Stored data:
####################

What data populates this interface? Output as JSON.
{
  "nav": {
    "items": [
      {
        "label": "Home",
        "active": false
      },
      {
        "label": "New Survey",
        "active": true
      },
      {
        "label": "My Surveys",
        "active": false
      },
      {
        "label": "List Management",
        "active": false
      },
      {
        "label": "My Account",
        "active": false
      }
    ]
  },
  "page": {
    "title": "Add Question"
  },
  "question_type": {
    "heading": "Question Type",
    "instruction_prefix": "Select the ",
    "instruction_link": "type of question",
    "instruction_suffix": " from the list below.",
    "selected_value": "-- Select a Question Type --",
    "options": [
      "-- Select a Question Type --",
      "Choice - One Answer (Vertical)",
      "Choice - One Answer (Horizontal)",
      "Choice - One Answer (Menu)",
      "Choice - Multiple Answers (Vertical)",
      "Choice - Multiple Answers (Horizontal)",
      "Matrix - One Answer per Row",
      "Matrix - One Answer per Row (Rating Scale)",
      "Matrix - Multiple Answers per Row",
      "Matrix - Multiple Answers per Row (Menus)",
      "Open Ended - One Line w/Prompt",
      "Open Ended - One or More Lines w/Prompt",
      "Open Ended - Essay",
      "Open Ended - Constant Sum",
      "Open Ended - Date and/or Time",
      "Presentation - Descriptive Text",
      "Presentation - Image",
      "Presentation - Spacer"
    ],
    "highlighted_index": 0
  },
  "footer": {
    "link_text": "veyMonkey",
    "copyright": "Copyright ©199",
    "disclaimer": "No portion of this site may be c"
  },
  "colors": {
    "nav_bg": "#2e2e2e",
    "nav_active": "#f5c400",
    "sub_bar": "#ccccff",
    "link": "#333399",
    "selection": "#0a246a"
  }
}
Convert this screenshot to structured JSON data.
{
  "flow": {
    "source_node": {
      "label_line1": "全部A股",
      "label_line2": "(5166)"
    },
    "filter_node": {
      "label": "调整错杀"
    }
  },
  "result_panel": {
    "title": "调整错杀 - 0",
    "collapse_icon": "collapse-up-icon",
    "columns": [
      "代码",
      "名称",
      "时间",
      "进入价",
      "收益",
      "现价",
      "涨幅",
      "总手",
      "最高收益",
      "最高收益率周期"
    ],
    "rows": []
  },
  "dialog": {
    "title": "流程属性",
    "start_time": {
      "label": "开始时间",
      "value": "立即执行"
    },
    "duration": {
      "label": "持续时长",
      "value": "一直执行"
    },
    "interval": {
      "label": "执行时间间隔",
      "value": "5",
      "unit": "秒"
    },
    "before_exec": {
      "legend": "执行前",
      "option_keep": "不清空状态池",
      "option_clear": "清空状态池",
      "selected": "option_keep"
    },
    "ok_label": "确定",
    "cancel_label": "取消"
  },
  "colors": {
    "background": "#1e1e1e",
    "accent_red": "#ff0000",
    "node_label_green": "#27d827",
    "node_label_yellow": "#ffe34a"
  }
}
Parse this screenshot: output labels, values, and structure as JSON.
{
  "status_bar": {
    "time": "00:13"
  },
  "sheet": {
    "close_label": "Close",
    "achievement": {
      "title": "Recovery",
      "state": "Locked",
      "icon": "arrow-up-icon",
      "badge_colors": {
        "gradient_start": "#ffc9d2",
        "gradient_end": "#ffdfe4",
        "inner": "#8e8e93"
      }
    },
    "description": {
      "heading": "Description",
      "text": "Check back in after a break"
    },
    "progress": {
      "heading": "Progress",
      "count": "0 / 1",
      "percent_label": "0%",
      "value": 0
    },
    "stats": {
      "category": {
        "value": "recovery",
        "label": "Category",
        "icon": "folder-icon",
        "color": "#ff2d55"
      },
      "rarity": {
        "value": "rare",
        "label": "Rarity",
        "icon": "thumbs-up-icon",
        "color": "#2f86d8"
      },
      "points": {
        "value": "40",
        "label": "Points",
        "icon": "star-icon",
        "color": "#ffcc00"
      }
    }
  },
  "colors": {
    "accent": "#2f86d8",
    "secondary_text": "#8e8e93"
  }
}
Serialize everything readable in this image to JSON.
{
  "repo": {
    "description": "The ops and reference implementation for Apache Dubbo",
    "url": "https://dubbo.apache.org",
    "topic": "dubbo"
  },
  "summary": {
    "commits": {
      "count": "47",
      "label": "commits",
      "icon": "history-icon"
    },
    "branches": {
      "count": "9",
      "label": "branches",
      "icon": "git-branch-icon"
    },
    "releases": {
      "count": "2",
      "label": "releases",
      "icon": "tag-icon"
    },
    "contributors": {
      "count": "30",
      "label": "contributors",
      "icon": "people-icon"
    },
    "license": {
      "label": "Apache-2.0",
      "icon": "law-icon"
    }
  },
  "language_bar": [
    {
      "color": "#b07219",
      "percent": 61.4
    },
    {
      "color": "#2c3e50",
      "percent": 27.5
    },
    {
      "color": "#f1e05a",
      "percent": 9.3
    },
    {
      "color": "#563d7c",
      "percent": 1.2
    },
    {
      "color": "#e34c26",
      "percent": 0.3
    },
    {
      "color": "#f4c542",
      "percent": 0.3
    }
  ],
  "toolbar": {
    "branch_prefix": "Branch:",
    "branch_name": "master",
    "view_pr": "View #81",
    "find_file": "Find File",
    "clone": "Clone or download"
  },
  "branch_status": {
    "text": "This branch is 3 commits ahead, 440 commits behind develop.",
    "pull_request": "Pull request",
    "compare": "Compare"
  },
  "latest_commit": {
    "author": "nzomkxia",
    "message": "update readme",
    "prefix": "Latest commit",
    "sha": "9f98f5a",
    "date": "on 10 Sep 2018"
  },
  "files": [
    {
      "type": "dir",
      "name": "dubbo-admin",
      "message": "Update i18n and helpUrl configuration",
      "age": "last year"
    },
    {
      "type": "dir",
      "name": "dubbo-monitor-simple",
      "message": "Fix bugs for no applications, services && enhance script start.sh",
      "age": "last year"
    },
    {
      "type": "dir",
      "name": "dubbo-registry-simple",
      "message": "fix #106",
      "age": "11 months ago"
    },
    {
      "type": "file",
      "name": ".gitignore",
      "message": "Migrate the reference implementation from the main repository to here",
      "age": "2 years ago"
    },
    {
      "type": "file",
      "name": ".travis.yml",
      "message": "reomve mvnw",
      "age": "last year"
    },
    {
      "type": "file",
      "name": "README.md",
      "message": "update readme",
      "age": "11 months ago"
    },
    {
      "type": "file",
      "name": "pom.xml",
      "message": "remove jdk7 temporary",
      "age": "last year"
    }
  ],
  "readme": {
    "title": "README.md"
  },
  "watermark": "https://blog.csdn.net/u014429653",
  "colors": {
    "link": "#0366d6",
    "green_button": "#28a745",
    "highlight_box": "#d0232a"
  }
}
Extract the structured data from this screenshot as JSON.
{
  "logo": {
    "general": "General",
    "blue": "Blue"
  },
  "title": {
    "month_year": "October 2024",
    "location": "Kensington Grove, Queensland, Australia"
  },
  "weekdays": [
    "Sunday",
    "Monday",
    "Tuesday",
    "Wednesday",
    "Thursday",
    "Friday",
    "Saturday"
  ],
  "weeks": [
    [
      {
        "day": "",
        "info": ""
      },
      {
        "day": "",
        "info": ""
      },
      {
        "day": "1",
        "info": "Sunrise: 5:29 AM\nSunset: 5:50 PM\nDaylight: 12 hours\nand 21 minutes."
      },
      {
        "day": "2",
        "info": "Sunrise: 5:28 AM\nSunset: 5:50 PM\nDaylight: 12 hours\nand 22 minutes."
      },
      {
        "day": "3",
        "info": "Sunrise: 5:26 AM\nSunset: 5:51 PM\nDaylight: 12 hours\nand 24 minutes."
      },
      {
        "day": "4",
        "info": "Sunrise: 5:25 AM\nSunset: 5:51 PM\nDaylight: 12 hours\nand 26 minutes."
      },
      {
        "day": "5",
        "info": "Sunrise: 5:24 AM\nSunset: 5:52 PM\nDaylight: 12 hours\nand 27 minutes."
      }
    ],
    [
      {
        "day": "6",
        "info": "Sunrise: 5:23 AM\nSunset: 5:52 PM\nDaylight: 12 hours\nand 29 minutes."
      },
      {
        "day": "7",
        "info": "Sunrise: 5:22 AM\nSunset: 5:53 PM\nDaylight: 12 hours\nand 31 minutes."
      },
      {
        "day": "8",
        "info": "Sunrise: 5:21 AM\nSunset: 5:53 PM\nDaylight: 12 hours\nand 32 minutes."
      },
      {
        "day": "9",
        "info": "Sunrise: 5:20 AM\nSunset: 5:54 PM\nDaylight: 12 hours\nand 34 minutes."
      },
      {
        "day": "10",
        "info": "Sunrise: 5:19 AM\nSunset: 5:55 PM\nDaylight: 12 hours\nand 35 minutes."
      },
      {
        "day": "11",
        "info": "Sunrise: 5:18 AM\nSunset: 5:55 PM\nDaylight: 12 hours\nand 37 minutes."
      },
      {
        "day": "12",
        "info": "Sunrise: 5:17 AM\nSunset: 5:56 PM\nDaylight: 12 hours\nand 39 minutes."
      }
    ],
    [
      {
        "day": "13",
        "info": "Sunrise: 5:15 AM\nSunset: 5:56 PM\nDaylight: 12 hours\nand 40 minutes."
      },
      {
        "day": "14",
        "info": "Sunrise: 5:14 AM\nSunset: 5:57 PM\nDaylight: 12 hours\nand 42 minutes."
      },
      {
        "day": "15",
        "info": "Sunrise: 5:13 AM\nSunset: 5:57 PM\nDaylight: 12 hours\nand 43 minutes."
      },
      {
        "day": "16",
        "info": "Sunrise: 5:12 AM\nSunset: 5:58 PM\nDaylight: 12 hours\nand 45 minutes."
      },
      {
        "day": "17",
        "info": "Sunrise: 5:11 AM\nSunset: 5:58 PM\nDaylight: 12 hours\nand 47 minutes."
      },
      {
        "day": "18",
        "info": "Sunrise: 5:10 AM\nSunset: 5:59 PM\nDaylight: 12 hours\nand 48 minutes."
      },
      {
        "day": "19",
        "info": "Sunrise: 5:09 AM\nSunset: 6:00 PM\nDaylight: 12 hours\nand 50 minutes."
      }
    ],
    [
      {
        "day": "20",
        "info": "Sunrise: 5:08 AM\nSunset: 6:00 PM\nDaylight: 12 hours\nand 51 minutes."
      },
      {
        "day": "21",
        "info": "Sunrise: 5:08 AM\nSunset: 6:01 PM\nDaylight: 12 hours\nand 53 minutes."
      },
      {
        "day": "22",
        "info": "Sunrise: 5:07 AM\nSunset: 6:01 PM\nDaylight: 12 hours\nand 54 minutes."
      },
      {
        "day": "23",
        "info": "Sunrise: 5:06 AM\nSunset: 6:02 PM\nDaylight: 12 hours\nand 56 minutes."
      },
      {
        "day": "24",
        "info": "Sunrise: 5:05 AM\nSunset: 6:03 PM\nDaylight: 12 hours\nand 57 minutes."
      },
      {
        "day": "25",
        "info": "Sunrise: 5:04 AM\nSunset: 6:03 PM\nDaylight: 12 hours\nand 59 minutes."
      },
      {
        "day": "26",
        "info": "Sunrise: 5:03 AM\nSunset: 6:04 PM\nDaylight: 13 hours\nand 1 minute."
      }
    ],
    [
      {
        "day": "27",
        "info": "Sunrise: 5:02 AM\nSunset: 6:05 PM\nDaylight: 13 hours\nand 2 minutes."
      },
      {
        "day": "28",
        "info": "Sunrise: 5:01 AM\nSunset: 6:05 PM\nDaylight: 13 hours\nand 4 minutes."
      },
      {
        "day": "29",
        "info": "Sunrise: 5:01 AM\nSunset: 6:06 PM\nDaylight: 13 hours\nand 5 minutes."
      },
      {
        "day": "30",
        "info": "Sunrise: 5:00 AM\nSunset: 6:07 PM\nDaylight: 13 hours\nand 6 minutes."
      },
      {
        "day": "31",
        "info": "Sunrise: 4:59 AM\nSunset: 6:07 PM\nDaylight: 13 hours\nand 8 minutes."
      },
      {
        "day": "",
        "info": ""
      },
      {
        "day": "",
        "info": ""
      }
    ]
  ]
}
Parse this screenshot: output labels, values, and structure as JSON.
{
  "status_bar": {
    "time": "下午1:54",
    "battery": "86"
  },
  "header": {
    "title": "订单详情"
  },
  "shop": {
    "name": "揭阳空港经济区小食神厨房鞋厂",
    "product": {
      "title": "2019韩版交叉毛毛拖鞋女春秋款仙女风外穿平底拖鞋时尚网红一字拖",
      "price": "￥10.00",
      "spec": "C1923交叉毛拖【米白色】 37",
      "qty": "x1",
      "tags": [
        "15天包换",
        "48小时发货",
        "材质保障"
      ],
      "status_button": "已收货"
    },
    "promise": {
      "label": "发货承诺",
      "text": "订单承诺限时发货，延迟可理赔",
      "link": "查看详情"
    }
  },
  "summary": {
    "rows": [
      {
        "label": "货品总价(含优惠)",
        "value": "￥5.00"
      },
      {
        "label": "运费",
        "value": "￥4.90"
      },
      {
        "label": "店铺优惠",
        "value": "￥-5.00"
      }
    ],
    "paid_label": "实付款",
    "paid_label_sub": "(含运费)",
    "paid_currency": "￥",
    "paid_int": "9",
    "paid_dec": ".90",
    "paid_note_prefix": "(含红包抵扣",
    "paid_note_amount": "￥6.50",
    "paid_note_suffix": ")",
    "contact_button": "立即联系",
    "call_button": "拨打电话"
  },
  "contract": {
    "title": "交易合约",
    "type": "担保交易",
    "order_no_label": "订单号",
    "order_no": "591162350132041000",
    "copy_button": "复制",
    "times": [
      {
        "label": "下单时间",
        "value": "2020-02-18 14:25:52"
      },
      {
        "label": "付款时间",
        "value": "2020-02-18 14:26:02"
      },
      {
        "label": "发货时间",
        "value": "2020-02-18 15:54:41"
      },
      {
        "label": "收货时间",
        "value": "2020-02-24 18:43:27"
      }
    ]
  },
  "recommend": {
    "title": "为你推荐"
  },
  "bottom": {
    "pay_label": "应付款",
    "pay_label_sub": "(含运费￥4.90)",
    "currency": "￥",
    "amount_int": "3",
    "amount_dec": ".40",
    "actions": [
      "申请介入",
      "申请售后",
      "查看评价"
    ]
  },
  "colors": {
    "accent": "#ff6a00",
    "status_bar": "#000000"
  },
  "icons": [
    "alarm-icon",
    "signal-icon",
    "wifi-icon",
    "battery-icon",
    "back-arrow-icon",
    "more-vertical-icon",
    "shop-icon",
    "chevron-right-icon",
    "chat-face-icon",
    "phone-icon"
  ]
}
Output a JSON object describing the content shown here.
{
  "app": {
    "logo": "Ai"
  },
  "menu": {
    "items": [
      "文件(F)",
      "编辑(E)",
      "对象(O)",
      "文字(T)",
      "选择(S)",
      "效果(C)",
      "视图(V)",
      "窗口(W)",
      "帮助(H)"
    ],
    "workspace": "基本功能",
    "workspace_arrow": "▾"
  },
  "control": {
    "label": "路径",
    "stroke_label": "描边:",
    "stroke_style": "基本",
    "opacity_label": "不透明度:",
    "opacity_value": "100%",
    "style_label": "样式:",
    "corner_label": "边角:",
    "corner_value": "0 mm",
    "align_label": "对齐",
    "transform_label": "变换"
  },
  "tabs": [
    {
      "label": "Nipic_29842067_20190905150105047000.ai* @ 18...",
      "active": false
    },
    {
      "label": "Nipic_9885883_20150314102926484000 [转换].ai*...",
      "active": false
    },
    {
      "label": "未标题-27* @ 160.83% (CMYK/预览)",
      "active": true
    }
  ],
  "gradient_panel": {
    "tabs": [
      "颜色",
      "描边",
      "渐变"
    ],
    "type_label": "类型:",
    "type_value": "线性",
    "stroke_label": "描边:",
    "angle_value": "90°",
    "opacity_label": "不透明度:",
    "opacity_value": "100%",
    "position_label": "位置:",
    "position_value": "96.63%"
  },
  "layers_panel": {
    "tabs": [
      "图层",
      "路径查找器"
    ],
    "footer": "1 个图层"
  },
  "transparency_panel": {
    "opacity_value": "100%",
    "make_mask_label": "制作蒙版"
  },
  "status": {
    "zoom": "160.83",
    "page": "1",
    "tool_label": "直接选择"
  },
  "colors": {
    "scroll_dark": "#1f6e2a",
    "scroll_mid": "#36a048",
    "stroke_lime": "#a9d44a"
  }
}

####################

## [DIRECTION]
Go through the entries and return each line where the word "screenshot" appears.

## [TASK OUTPUT]
Convert this screenshot to structured JSON data.
Parse this screenshot: output labels, values, and structure as JSON.
Extract the structured data from this screenshot as JSON.
Parse this screenshot: output labels, values, and structure as JSON.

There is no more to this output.